The records below must be copied in full; omit the images.
=== DATA LISTING ===
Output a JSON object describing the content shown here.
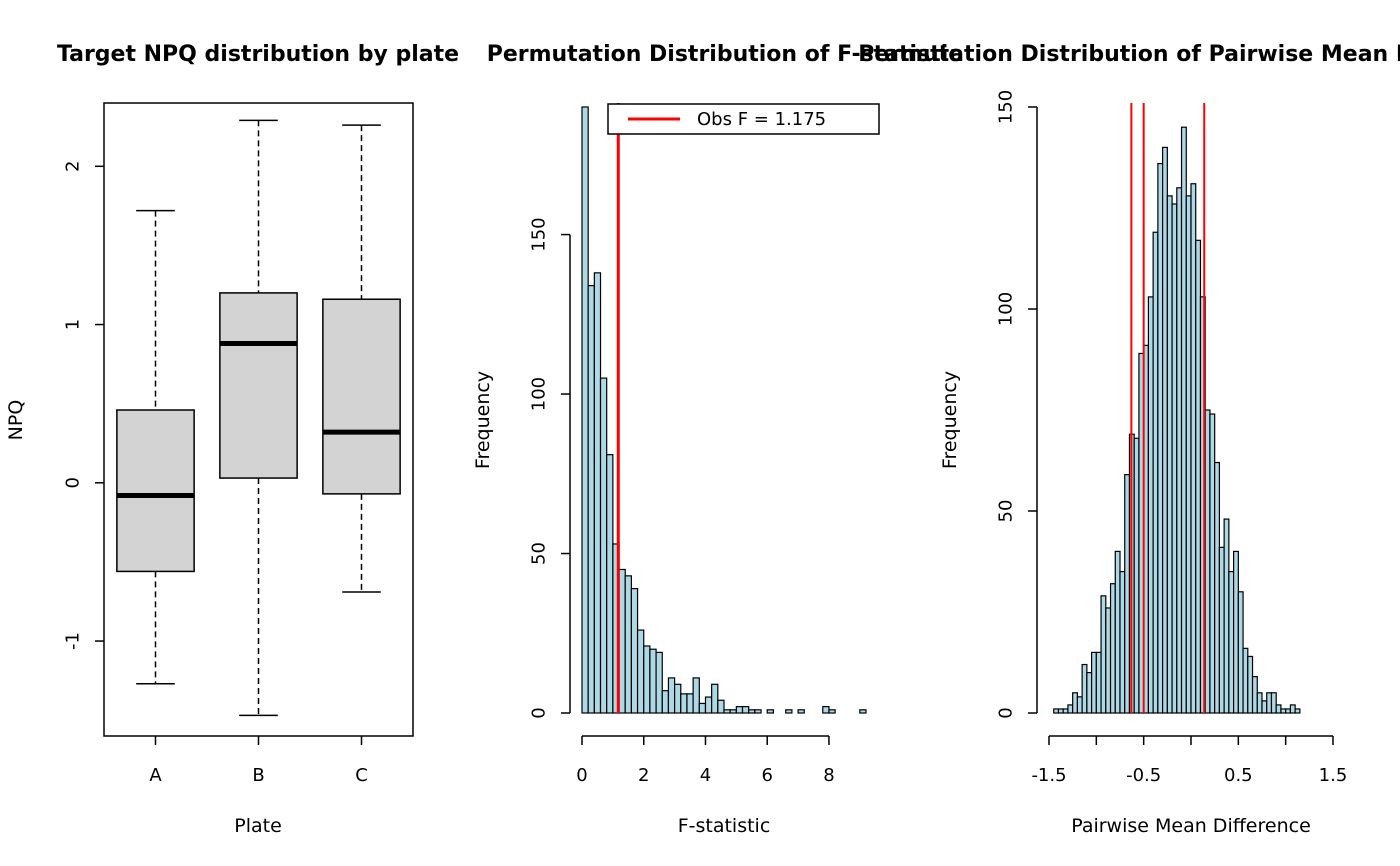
{
  "chart_data": [
    {
      "type": "boxplot",
      "title": "Target NPQ distribution by plate",
      "xlabel": "Plate",
      "ylabel": "NPQ",
      "ylim": [
        -1.6,
        2.4
      ],
      "yticks": [
        -1,
        0,
        1,
        2
      ],
      "ytick_labels": [
        "-1",
        "0",
        "1",
        "2"
      ],
      "categories": [
        "A",
        "B",
        "C"
      ],
      "boxes": [
        {
          "name": "A",
          "whisker_low": -1.27,
          "q1": -0.56,
          "median": -0.08,
          "q3": 0.46,
          "whisker_high": 1.72
        },
        {
          "name": "B",
          "whisker_low": -1.47,
          "q1": 0.03,
          "median": 0.88,
          "q3": 1.2,
          "whisker_high": 2.29
        },
        {
          "name": "C",
          "whisker_low": -0.69,
          "q1": -0.07,
          "median": 0.32,
          "q3": 1.16,
          "whisker_high": 2.26
        }
      ],
      "colors": {
        "box_fill": "#d3d3d3",
        "stroke": "#000000"
      }
    },
    {
      "type": "histogram",
      "title": "Permutation Distribution of F-statistic",
      "xlabel": "F-statistic",
      "ylabel": "Frequency",
      "xlim": [
        0,
        9.2
      ],
      "ylim": [
        0,
        190
      ],
      "xticks": [
        0,
        2,
        4,
        6,
        8
      ],
      "xtick_labels": [
        "0",
        "2",
        "4",
        "6",
        "8"
      ],
      "yticks": [
        0,
        50,
        100,
        150
      ],
      "ytick_labels": [
        "0",
        "50",
        "100",
        "150"
      ],
      "bin_start": 0,
      "bin_width": 0.2,
      "counts": [
        190,
        134,
        138,
        105,
        81,
        53,
        45,
        43,
        39,
        26,
        21,
        20,
        19,
        7,
        11,
        9,
        6,
        6,
        11,
        3,
        5,
        9,
        4,
        1,
        1,
        2,
        2,
        1,
        1,
        0,
        1,
        0,
        0,
        1,
        0,
        1,
        0,
        0,
        0,
        2,
        1,
        0,
        0,
        0,
        0,
        1
      ],
      "vlines": [
        {
          "x": 1.175,
          "color": "#ff0000"
        }
      ],
      "legend": {
        "label": "Obs F = 1.175",
        "color": "#ff0000",
        "position": "top-right"
      },
      "colors": {
        "bar_fill": "#add8e6",
        "stroke": "#000000"
      }
    },
    {
      "type": "histogram",
      "title": "Permutation Distribution of Pairwise Mean Difference",
      "xlabel": "Pairwise Mean Difference",
      "ylabel": "Frequency",
      "xlim": [
        -1.5,
        1.5
      ],
      "ylim": [
        0,
        150
      ],
      "xticks": [
        -1.5,
        -1.0,
        -0.5,
        0.0,
        0.5,
        1.0,
        1.5
      ],
      "xtick_labels": [
        "-1.5",
        "",
        "-0.5",
        "",
        "0.5",
        "",
        "1.5"
      ],
      "yticks": [
        0,
        50,
        100,
        150
      ],
      "ytick_labels": [
        "0",
        "50",
        "100",
        "150"
      ],
      "bin_start": -1.45,
      "bin_width": 0.05,
      "counts": [
        1,
        1,
        1,
        2,
        5,
        4,
        12,
        10,
        15,
        15,
        29,
        26,
        32,
        40,
        35,
        59,
        69,
        68,
        89,
        91,
        103,
        119,
        136,
        140,
        128,
        126,
        130,
        145,
        128,
        131,
        117,
        103,
        75,
        74,
        62,
        41,
        48,
        35,
        40,
        30,
        16,
        14,
        9,
        5,
        3,
        5,
        5,
        2,
        1,
        1,
        2,
        1
      ],
      "vlines": [
        {
          "x": -0.63,
          "color": "#ff0000"
        },
        {
          "x": -0.5,
          "color": "#ff0000"
        },
        {
          "x": 0.14,
          "color": "#ff0000"
        }
      ],
      "colors": {
        "bar_fill": "#add8e6",
        "stroke": "#000000"
      }
    }
  ]
}
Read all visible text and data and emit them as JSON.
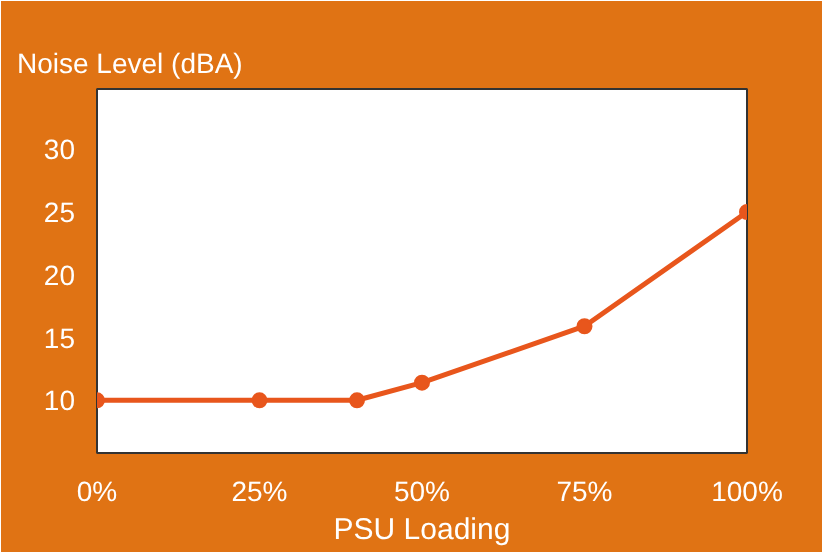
{
  "chart_data": {
    "type": "line",
    "title": "Noise Level (dBA)",
    "xlabel": "PSU Loading",
    "x": [
      0,
      25,
      40,
      50,
      75,
      100
    ],
    "series": [
      {
        "color": "#e8561c",
        "values": [
          10,
          10,
          10,
          11.4,
          15.9,
          25
        ]
      }
    ],
    "xlim": [
      0,
      100
    ],
    "xticks": [
      {
        "value": 0,
        "label": "0%"
      },
      {
        "value": 25,
        "label": "25%"
      },
      {
        "value": 50,
        "label": "50%"
      },
      {
        "value": 75,
        "label": "75%"
      },
      {
        "value": 100,
        "label": "100%"
      }
    ],
    "ylim": [
      5.8,
      34.8
    ],
    "yticks": [
      10,
      15,
      20,
      25,
      30
    ],
    "marker": "circle",
    "line_style": "solid",
    "grid": false
  }
}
===
FINAL RESULT:
Output a JSON object describing the content shown here.
{
  "chart_data": [
    {
      "type": "boxplot",
      "title": "Target NPQ distribution by plate",
      "xlabel": "Plate",
      "ylabel": "NPQ",
      "ylim": [
        -1.6,
        2.4
      ],
      "yticks": [
        -1,
        0,
        1,
        2
      ],
      "ytick_labels": [
        "-1",
        "0",
        "1",
        "2"
      ],
      "categories": [
        "A",
        "B",
        "C"
      ],
      "boxes": [
        {
          "name": "A",
          "whisker_low": -1.27,
          "q1": -0.56,
          "median": -0.08,
          "q3": 0.46,
          "whisker_high": 1.72
        },
        {
          "name": "B",
          "whisker_low": -1.47,
          "q1": 0.03,
          "median": 0.88,
          "q3": 1.2,
          "whisker_high": 2.29
        },
        {
          "name": "C",
          "whisker_low": -0.69,
          "q1": -0.07,
          "median": 0.32,
          "q3": 1.16,
          "whisker_high": 2.26
        }
      ],
      "colors": {
        "box_fill": "#d3d3d3",
        "stroke": "#000000"
      }
    },
    {
      "type": "histogram",
      "title": "Permutation Distribution of F-statistic",
      "xlabel": "F-statistic",
      "ylabel": "Frequency",
      "xlim": [
        0,
        9.2
      ],
      "ylim": [
        0,
        190
      ],
      "xticks": [
        0,
        2,
        4,
        6,
        8
      ],
      "xtick_labels": [
        "0",
        "2",
        "4",
        "6",
        "8"
      ],
      "yticks": [
        0,
        50,
        100,
        150
      ],
      "ytick_labels": [
        "0",
        "50",
        "100",
        "150"
      ],
      "bin_start": 0,
      "bin_width": 0.2,
      "counts": [
        190,
        134,
        138,
        105,
        81,
        53,
        45,
        43,
        39,
        26,
        21,
        20,
        19,
        7,
        11,
        9,
        6,
        6,
        11,
        3,
        5,
        9,
        4,
        1,
        1,
        2,
        2,
        1,
        1,
        0,
        1,
        0,
        0,
        1,
        0,
        1,
        0,
        0,
        0,
        2,
        1,
        0,
        0,
        0,
        0,
        1
      ],
      "vlines": [
        {
          "x": 1.175,
          "color": "#ff0000"
        }
      ],
      "legend": {
        "label": "Obs F = 1.175",
        "color": "#ff0000",
        "position": "top-right"
      },
      "colors": {
        "bar_fill": "#add8e6",
        "stroke": "#000000"
      }
    },
    {
      "type": "histogram",
      "title": "Permutation Distribution of Pairwise Mean Difference",
      "xlabel": "Pairwise Mean Difference",
      "ylabel": "Frequency",
      "xlim": [
        -1.5,
        1.5
      ],
      "ylim": [
        0,
        150
      ],
      "xticks": [
        -1.5,
        -1.0,
        -0.5,
        0.0,
        0.5,
        1.0,
        1.5
      ],
      "xtick_labels": [
        "-1.5",
        "",
        "-0.5",
        "",
        "0.5",
        "",
        "1.5"
      ],
      "yticks": [
        0,
        50,
        100,
        150
      ],
      "ytick_labels": [
        "0",
        "50",
        "100",
        "150"
      ],
      "bin_start": -1.45,
      "bin_width": 0.05,
      "counts": [
        1,
        1,
        1,
        2,
        5,
        4,
        12,
        10,
        15,
        15,
        29,
        26,
        32,
        40,
        35,
        59,
        69,
        68,
        89,
        91,
        103,
        119,
        136,
        140,
        128,
        126,
        130,
        145,
        128,
        131,
        117,
        103,
        75,
        74,
        62,
        41,
        48,
        35,
        40,
        30,
        16,
        14,
        9,
        5,
        3,
        5,
        5,
        2,
        1,
        1,
        2,
        1
      ],
      "vlines": [
        {
          "x": -0.63,
          "color": "#ff0000"
        },
        {
          "x": -0.5,
          "color": "#ff0000"
        },
        {
          "x": 0.14,
          "color": "#ff0000"
        }
      ],
      "colors": {
        "bar_fill": "#add8e6",
        "stroke": "#000000"
      }
    }
  ]
}
Read all visible text and data and emit them as JSON.
{
  "chart_data": {
    "type": "line",
    "title": "Noise Level (dBA)",
    "xlabel": "PSU Loading",
    "x": [
      0,
      25,
      40,
      50,
      75,
      100
    ],
    "series": [
      {
        "color": "#e8561c",
        "values": [
          10,
          10,
          10,
          11.4,
          15.9,
          25
        ]
      }
    ],
    "xlim": [
      0,
      100
    ],
    "xticks": [
      {
        "value": 0,
        "label": "0%"
      },
      {
        "value": 25,
        "label": "25%"
      },
      {
        "value": 50,
        "label": "50%"
      },
      {
        "value": 75,
        "label": "75%"
      },
      {
        "value": 100,
        "label": "100%"
      }
    ],
    "ylim": [
      5.8,
      34.8
    ],
    "yticks": [
      10,
      15,
      20,
      25,
      30
    ],
    "marker": "circle",
    "line_style": "solid",
    "grid": false
  }
}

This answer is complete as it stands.